**** Excerpted records ****

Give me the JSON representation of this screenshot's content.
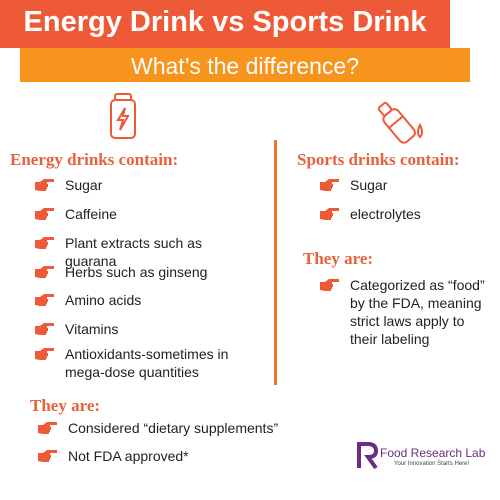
{
  "header": {
    "title": "Energy Drink vs Sports Drink",
    "subtitle": "What’s the difference?"
  },
  "left": {
    "heading": "Energy drinks contain:",
    "items": [
      "Sugar",
      "Caffeine",
      "Plant extracts such as guarana",
      "Herbs such as ginseng",
      "Amino acids",
      "Vitamins",
      "Antioxidants-sometimes in mega-dose quantities"
    ],
    "they_are": "They are:",
    "facts": [
      "Considered “dietary supplements”",
      "Not FDA approved*"
    ]
  },
  "right": {
    "heading": "Sports drinks contain:",
    "items": [
      "Sugar",
      "electrolytes"
    ],
    "they_are": "They are:",
    "facts": [
      "Categorized as “food” by the FDA, meaning strict laws apply to their labeling"
    ]
  },
  "logo": {
    "name": "Food Research Lab",
    "tagline": "Your Innovation Starts Here!"
  }
}
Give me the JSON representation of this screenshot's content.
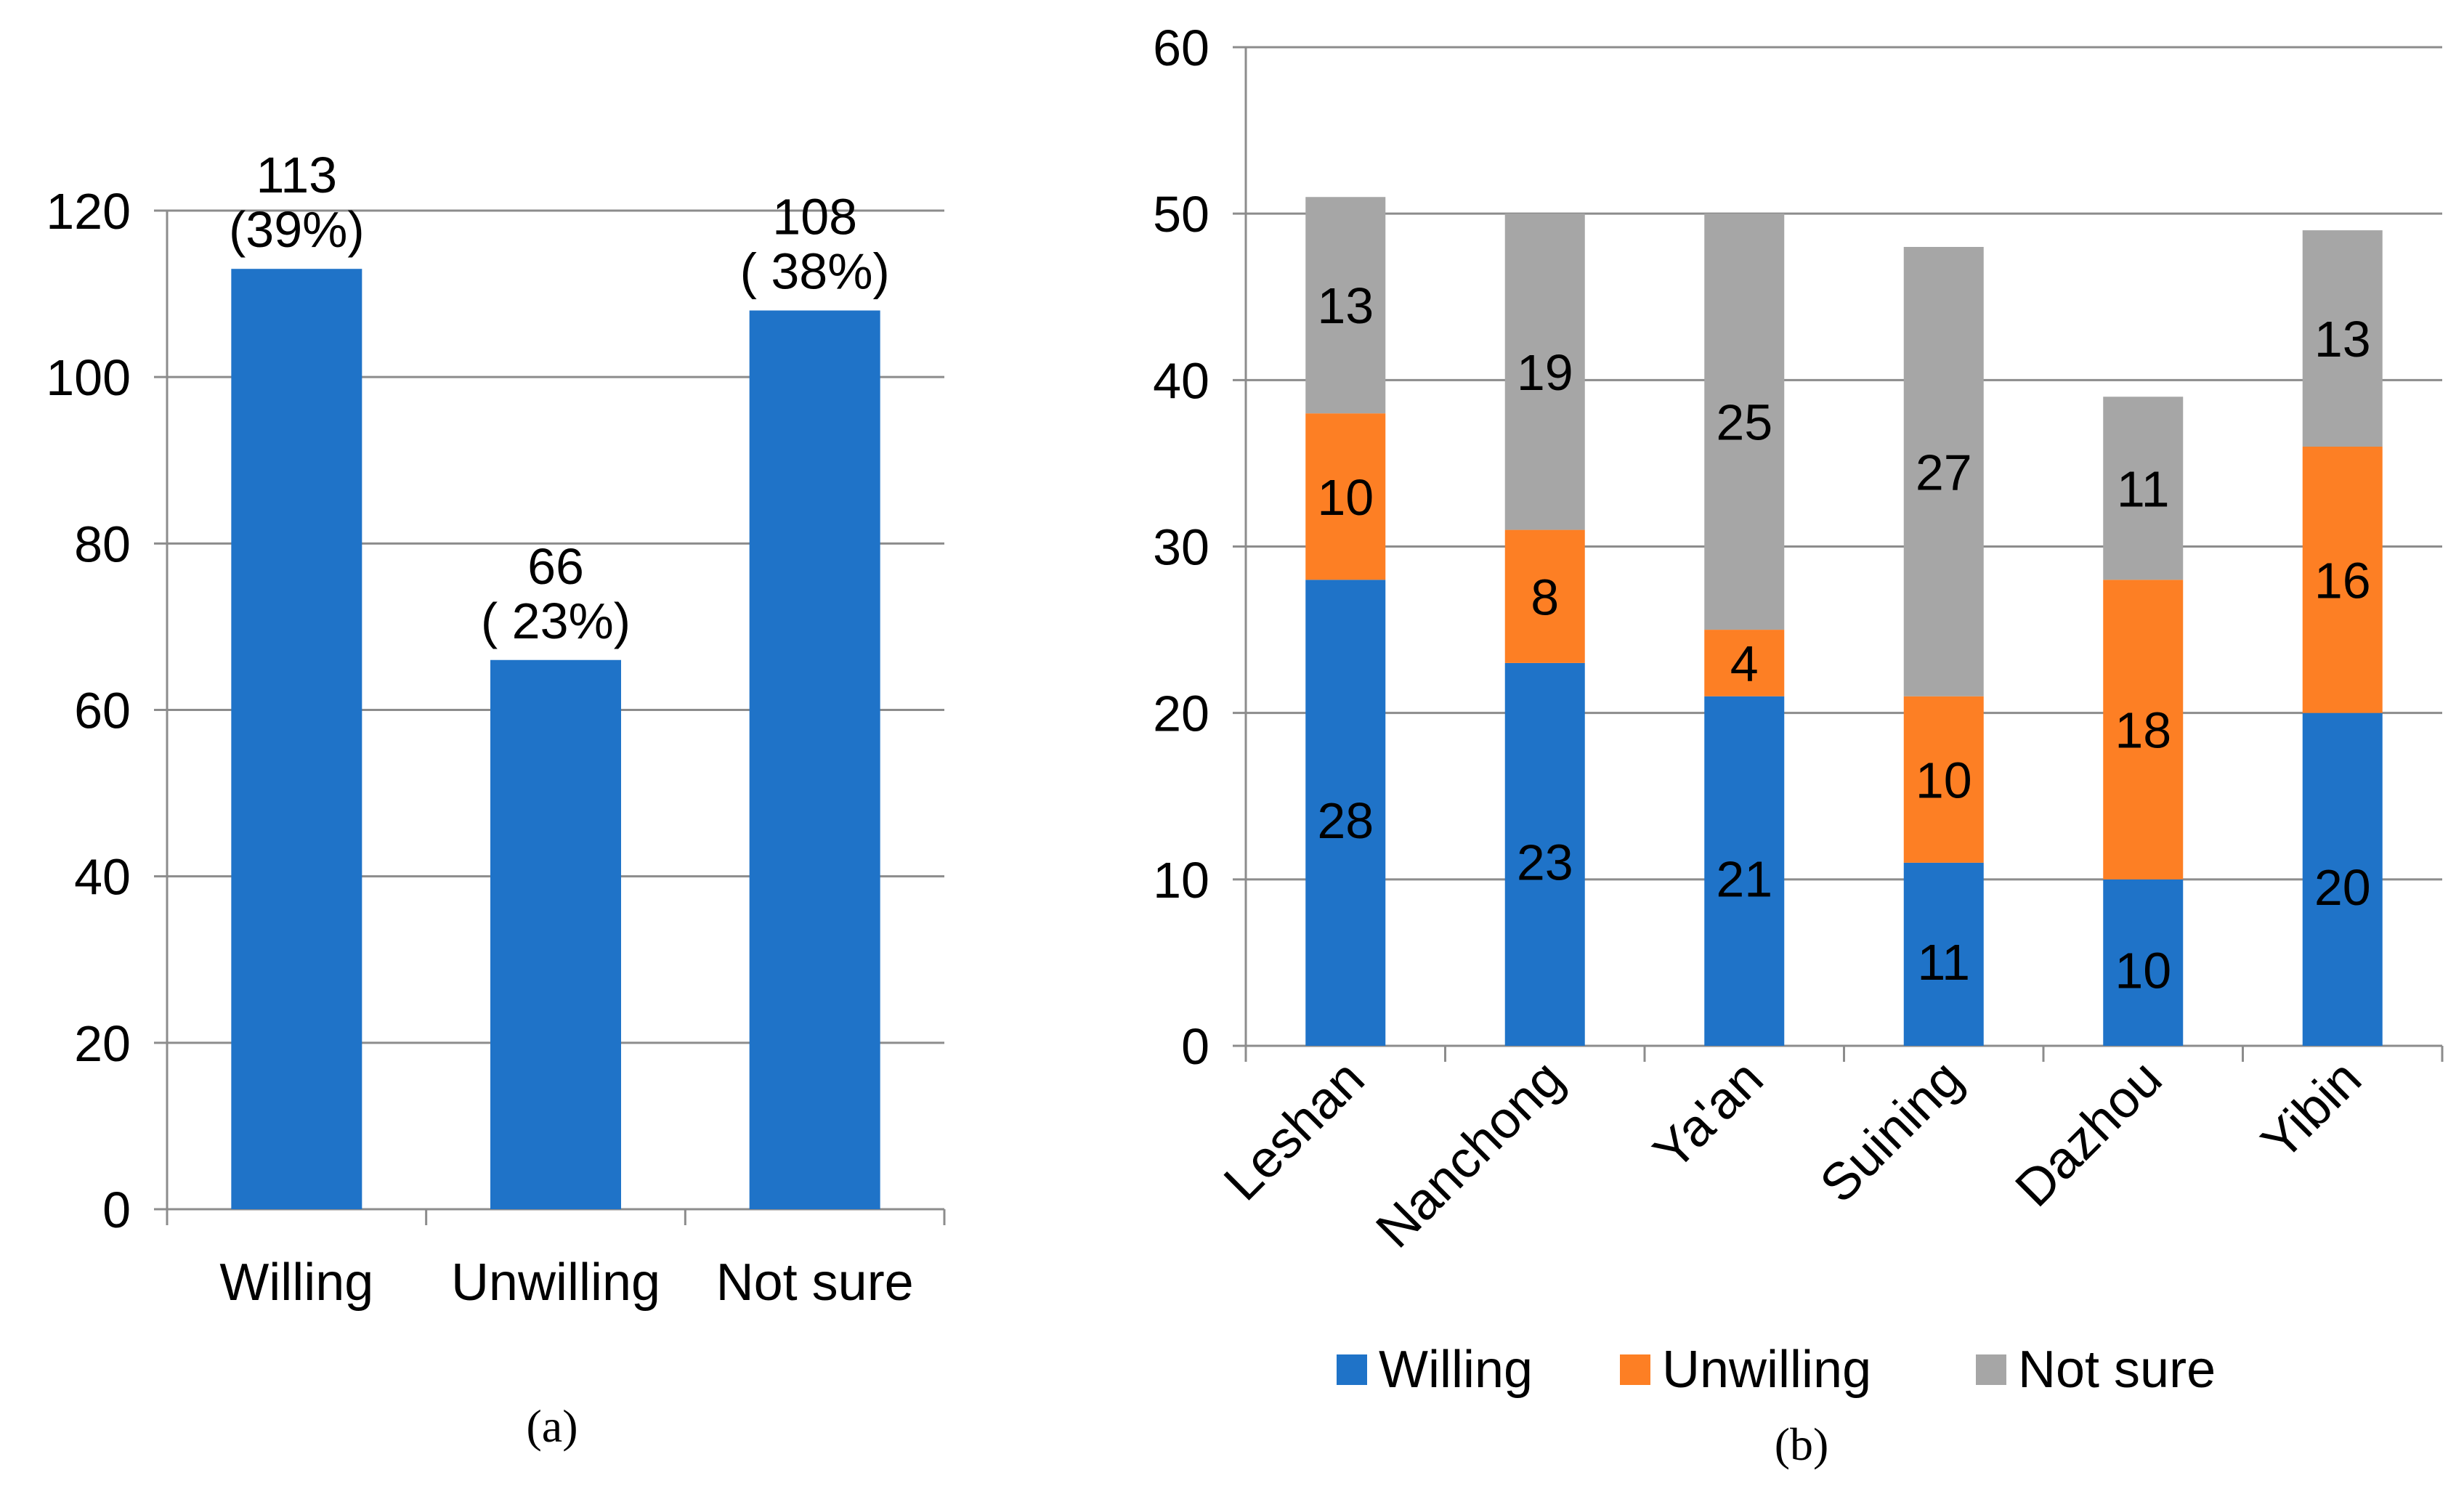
{
  "chart_data": [
    {
      "type": "bar",
      "panel_label": "a",
      "categories": [
        "Willing",
        "Unwilling",
        "Not sure"
      ],
      "values": [
        113,
        66,
        108
      ],
      "data_labels": [
        [
          "113",
          "(39%)"
        ],
        [
          "66",
          "( 23%)"
        ],
        [
          "108",
          "( 38%)"
        ]
      ],
      "ylim": [
        0,
        120
      ],
      "yticks": [
        0,
        20,
        40,
        60,
        80,
        100,
        120
      ],
      "bar_color": "#1F73C8",
      "grid": true
    },
    {
      "type": "stacked_bar",
      "panel_label": "b",
      "categories": [
        "Leshan",
        "Nanchong",
        "Ya'an",
        "Suining",
        "Dazhou",
        "Yibin"
      ],
      "series": [
        {
          "name": "Willing",
          "color": "#1F73C8",
          "values": [
            28,
            23,
            21,
            11,
            10,
            20
          ]
        },
        {
          "name": "Unwilling",
          "color": "#FD7F24",
          "values": [
            10,
            8,
            4,
            10,
            18,
            16
          ]
        },
        {
          "name": "Not sure",
          "color": "#A6A6A6",
          "values": [
            13,
            19,
            25,
            27,
            11,
            13
          ]
        }
      ],
      "ylim": [
        0,
        60
      ],
      "yticks": [
        0,
        10,
        20,
        30,
        40,
        50,
        60
      ],
      "legend_position": "bottom",
      "grid": true
    }
  ]
}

****

# Description of the task
Pick out the lines that have the word "Energy". Copy them all.

# Response to the task
    "title": "Energy Drink vs Sports Drink",
    "heading": "Energy drinks contain:",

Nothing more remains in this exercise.